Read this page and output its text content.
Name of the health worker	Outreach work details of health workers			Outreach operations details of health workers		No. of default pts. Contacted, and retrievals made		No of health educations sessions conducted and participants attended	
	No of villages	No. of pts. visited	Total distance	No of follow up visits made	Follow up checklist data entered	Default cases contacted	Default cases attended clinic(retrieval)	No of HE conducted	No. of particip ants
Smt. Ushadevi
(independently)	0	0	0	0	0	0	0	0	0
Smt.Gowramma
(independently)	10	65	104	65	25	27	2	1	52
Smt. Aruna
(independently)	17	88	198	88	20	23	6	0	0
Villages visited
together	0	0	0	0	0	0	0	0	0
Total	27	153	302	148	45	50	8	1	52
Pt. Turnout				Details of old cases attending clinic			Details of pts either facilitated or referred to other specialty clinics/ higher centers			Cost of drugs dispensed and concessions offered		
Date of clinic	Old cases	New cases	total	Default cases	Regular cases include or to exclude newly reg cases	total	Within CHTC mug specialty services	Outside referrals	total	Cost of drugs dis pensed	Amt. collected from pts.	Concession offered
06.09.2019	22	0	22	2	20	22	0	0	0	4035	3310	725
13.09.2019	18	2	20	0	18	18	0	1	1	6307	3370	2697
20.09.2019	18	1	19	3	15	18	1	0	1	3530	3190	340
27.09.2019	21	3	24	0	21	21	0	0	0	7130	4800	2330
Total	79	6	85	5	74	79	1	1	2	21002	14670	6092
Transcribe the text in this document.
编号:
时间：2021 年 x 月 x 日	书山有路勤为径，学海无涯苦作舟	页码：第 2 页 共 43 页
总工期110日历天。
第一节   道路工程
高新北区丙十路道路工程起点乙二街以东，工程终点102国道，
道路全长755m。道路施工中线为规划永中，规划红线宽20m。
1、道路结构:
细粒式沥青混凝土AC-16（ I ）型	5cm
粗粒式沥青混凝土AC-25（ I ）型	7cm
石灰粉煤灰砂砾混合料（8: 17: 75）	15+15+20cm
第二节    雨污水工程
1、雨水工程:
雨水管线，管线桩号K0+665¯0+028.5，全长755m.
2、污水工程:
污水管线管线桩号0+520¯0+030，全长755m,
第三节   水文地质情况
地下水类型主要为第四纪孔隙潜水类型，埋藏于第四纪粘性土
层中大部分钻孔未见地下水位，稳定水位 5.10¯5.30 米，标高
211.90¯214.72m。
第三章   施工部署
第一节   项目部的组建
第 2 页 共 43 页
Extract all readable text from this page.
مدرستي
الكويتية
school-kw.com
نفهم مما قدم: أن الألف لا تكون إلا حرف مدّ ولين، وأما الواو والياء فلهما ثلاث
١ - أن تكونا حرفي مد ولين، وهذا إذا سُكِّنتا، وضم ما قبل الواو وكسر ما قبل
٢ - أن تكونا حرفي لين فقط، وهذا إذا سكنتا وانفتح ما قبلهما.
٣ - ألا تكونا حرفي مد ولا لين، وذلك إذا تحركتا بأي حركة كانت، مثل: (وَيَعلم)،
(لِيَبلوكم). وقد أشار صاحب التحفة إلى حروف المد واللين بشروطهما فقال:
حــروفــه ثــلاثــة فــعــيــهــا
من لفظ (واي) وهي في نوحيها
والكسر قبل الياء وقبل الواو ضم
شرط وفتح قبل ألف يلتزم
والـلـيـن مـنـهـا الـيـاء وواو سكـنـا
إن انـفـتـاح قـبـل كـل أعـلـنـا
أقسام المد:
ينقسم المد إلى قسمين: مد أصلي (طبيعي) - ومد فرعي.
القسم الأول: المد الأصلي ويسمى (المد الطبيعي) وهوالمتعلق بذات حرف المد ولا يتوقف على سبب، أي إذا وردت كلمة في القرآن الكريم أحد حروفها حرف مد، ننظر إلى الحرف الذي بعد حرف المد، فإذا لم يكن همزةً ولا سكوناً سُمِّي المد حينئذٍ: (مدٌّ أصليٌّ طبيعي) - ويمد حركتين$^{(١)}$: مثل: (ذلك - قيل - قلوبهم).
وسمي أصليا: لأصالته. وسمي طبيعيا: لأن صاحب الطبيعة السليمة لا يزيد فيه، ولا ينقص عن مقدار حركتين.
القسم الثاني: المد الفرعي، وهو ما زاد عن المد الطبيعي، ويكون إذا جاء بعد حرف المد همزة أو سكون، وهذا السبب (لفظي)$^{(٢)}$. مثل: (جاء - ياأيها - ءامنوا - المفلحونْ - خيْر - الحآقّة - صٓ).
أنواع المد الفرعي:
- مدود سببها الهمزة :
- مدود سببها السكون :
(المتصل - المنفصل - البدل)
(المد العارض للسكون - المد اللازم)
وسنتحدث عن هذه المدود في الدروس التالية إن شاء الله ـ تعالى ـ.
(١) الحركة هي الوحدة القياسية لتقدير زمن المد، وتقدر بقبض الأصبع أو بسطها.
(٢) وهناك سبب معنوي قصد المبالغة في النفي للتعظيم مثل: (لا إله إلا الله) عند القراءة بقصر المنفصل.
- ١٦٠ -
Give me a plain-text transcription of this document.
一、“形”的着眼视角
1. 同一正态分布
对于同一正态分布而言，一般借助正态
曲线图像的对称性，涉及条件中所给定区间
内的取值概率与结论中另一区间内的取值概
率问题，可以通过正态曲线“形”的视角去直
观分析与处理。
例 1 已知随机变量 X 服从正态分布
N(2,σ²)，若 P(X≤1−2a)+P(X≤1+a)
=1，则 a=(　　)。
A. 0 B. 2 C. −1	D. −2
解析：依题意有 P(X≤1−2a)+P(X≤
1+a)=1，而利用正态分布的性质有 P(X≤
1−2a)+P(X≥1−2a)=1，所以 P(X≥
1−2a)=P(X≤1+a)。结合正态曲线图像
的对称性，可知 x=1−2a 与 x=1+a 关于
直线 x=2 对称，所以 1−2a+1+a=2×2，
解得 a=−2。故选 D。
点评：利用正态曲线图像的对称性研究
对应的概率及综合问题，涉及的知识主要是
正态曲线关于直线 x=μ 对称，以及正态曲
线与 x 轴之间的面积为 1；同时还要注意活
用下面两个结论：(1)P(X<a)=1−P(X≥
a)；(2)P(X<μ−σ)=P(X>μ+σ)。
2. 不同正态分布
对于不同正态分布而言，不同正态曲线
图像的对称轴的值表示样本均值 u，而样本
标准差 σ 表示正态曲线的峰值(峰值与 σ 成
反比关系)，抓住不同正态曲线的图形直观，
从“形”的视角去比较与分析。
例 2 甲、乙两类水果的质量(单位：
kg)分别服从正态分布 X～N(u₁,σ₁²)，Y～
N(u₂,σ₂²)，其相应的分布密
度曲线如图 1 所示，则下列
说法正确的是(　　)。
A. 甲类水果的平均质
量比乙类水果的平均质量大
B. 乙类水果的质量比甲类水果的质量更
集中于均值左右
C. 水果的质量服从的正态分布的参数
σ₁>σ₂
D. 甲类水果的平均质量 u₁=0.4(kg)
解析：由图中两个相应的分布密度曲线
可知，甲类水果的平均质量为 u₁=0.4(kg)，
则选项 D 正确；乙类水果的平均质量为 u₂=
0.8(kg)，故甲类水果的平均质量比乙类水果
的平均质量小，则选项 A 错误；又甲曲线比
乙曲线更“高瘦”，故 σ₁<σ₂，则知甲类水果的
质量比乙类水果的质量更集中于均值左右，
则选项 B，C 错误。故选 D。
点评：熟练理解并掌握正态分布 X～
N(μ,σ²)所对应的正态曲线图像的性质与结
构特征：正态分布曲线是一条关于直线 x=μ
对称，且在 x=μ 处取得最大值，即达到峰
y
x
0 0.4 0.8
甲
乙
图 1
::::::::
*WHAT THE TASK REQUIRES*.
Reproduce every line of the data verbatim.

*RESULT OF THIS TASK*.
Read this page and output its text content.
Name of the health worker	Outreach work details of health workers			Outreach operations details of health workers		No. of default pts. Contacted, and retrievals made		No of health educations sessions conducted and participants attended	
	No of villages	No. of pts. visited	Total distance	No of follow up visits made	Follow up checklist data entered	Default cases contacted	Default cases attended clinic(retrieval)	No of HE conducted	No. of particip ants
Smt. Ushadevi
(independently)	0	0	0	0	0	0	0	0	0
Smt.Gowramma
(independently)	10	65	104	65	25	27	2	1	52
Smt. Aruna
(independently)	17	88	198	88	20	23	6	0	0
Villages visited
together	0	0	0	0	0	0	0	0	0
Total	27	153	302	148	45	50	8	1	52
Pt. Turnout				Details of old cases attending clinic			Details of pts either facilitated or referred to other specialty clinics/ higher centers			Cost of drugs dispensed and concessions offered		
Date of clinic	Old cases	New cases	total	Default cases	Regular cases include or to exclude newly reg cases	total	Within CHTC mug specialty services	Outside referrals	total	Cost of drugs dis pensed	Amt. collected from pts.	Concession offered
06.09.2019	22	0	22	2	20	22	0	0	0	4035	3310	725
13.09.2019	18	2	20	0	18	18	0	1	1	6307	3370	2697
20.09.2019	18	1	19	3	15	18	1	0	1	3530	3190	340
27.09.2019	21	3	24	0	21	21	0	0	0	7130	4800	2330
Total	79	6	85	5	74	79	1	1	2	21002	14670	6092
Transcribe the text in this document.
编号:
时间：2021 年 x 月 x 日	书山有路勤为径，学海无涯苦作舟	页码：第 2 页 共 43 页
总工期110日历天。
第一节   道路工程
高新北区丙十路道路工程起点乙二街以东，工程终点102国道，
道路全长755m。道路施工中线为规划永中，规划红线宽20m。
1、道路结构:
细粒式沥青混凝土AC-16（ I ）型	5cm
粗粒式沥青混凝土AC-25（ I ）型	7cm
石灰粉煤灰砂砾混合料（8: 17: 75）	15+15+20cm
第二节    雨污水工程
1、雨水工程:
雨水管线，管线桩号K0+665¯0+028.5，全长755m.
2、污水工程:
污水管线管线桩号0+520¯0+030，全长755m,
第三节   水文地质情况
地下水类型主要为第四纪孔隙潜水类型，埋藏于第四纪粘性土
层中大部分钻孔未见地下水位，稳定水位 5.10¯5.30 米，标高
211.90¯214.72m。
第三章   施工部署
第一节   项目部的组建
第 2 页 共 43 页
Extract all readable text from this page.
مدرستي
الكويتية
school-kw.com
نفهم مما قدم: أن الألف لا تكون إلا حرف مدّ ولين، وأما الواو والياء فلهما ثلاث
١ - أن تكونا حرفي مد ولين، وهذا إذا سُكِّنتا، وضم ما قبل الواو وكسر ما قبل
٢ - أن تكونا حرفي لين فقط، وهذا إذا سكنتا وانفتح ما قبلهما.
٣ - ألا تكونا حرفي مد ولا لين، وذلك إذا تحركتا بأي حركة كانت، مثل: (وَيَعلم)،
(لِيَبلوكم). وقد أشار صاحب التحفة إلى حروف المد واللين بشروطهما فقال:
حــروفــه ثــلاثــة فــعــيــهــا
من لفظ (واي) وهي في نوحيها
والكسر قبل الياء وقبل الواو ضم
شرط وفتح قبل ألف يلتزم
والـلـيـن مـنـهـا الـيـاء وواو سكـنـا
إن انـفـتـاح قـبـل كـل أعـلـنـا
أقسام المد:
ينقسم المد إلى قسمين: مد أصلي (طبيعي) - ومد فرعي.
القسم الأول: المد الأصلي ويسمى (المد الطبيعي) وهوالمتعلق بذات حرف المد ولا يتوقف على سبب، أي إذا وردت كلمة في القرآن الكريم أحد حروفها حرف مد، ننظر إلى الحرف الذي بعد حرف المد، فإذا لم يكن همزةً ولا سكوناً سُمِّي المد حينئذٍ: (مدٌّ أصليٌّ طبيعي) - ويمد حركتين$^{(١)}$: مثل: (ذلك - قيل - قلوبهم).
وسمي أصليا: لأصالته. وسمي طبيعيا: لأن صاحب الطبيعة السليمة لا يزيد فيه، ولا ينقص عن مقدار حركتين.
القسم الثاني: المد الفرعي، وهو ما زاد عن المد الطبيعي، ويكون إذا جاء بعد حرف المد همزة أو سكون، وهذا السبب (لفظي)$^{(٢)}$. مثل: (جاء - ياأيها - ءامنوا - المفلحونْ - خيْر - الحآقّة - صٓ).
أنواع المد الفرعي:
- مدود سببها الهمزة :
- مدود سببها السكون :
(المتصل - المنفصل - البدل)
(المد العارض للسكون - المد اللازم)
وسنتحدث عن هذه المدود في الدروس التالية إن شاء الله ـ تعالى ـ.
(١) الحركة هي الوحدة القياسية لتقدير زمن المد، وتقدر بقبض الأصبع أو بسطها.
(٢) وهناك سبب معنوي قصد المبالغة في النفي للتعظيم مثل: (لا إله إلا الله) عند القراءة بقصر المنفصل.
- ١٦٠ -
Give me a plain-text transcription of this document.
一、“形”的着眼视角
1. 同一正态分布
对于同一正态分布而言，一般借助正态
曲线图像的对称性，涉及条件中所给定区间
内的取值概率与结论中另一区间内的取值概
率问题，可以通过正态曲线“形”的视角去直
观分析与处理。
例 1 已知随机变量 X 服从正态分布
N(2,σ²)，若 P(X≤1−2a)+P(X≤1+a)
=1，则 a=(　　)。
A. 0 B. 2 C. −1	D. −2
解析：依题意有 P(X≤1−2a)+P(X≤
1+a)=1，而利用正态分布的性质有 P(X≤
1−2a)+P(X≥1−2a)=1，所以 P(X≥
1−2a)=P(X≤1+a)。结合正态曲线图像
的对称性，可知 x=1−2a 与 x=1+a 关于
直线 x=2 对称，所以 1−2a+1+a=2×2，
解得 a=−2。故选 D。
点评：利用正态曲线图像的对称性研究
对应的概率及综合问题，涉及的知识主要是
正态曲线关于直线 x=μ 对称，以及正态曲
线与 x 轴之间的面积为 1；同时还要注意活
用下面两个结论：(1)P(X<a)=1−P(X≥
a)；(2)P(X<μ−σ)=P(X>μ+σ)。
2. 不同正态分布
对于不同正态分布而言，不同正态曲线
图像的对称轴的值表示样本均值 u，而样本
标准差 σ 表示正态曲线的峰值(峰值与 σ 成
反比关系)，抓住不同正态曲线的图形直观，
从“形”的视角去比较与分析。
例 2 甲、乙两类水果的质量(单位：
kg)分别服从正态分布 X～N(u₁,σ₁²)，Y～
N(u₂,σ₂²)，其相应的分布密
度曲线如图 1 所示，则下列
说法正确的是(　　)。
A. 甲类水果的平均质
量比乙类水果的平均质量大
B. 乙类水果的质量比甲类水果的质量更
集中于均值左右
C. 水果的质量服从的正态分布的参数
σ₁>σ₂
D. 甲类水果的平均质量 u₁=0.4(kg)
解析：由图中两个相应的分布密度曲线
可知，甲类水果的平均质量为 u₁=0.4(kg)，
则选项 D 正确；乙类水果的平均质量为 u₂=
0.8(kg)，故甲类水果的平均质量比乙类水果
的平均质量小，则选项 A 错误；又甲曲线比
乙曲线更“高瘦”，故 σ₁<σ₂，则知甲类水果的
质量比乙类水果的质量更集中于均值左右，
则选项 B，C 错误。故选 D。
点评：熟练理解并掌握正态分布 X～
N(μ,σ²)所对应的正态曲线图像的性质与结
构特征：正态分布曲线是一条关于直线 x=μ
对称，且在 x=μ 处取得最大值，即达到峰
y
x
0 0.4 0.8
甲
乙
图 1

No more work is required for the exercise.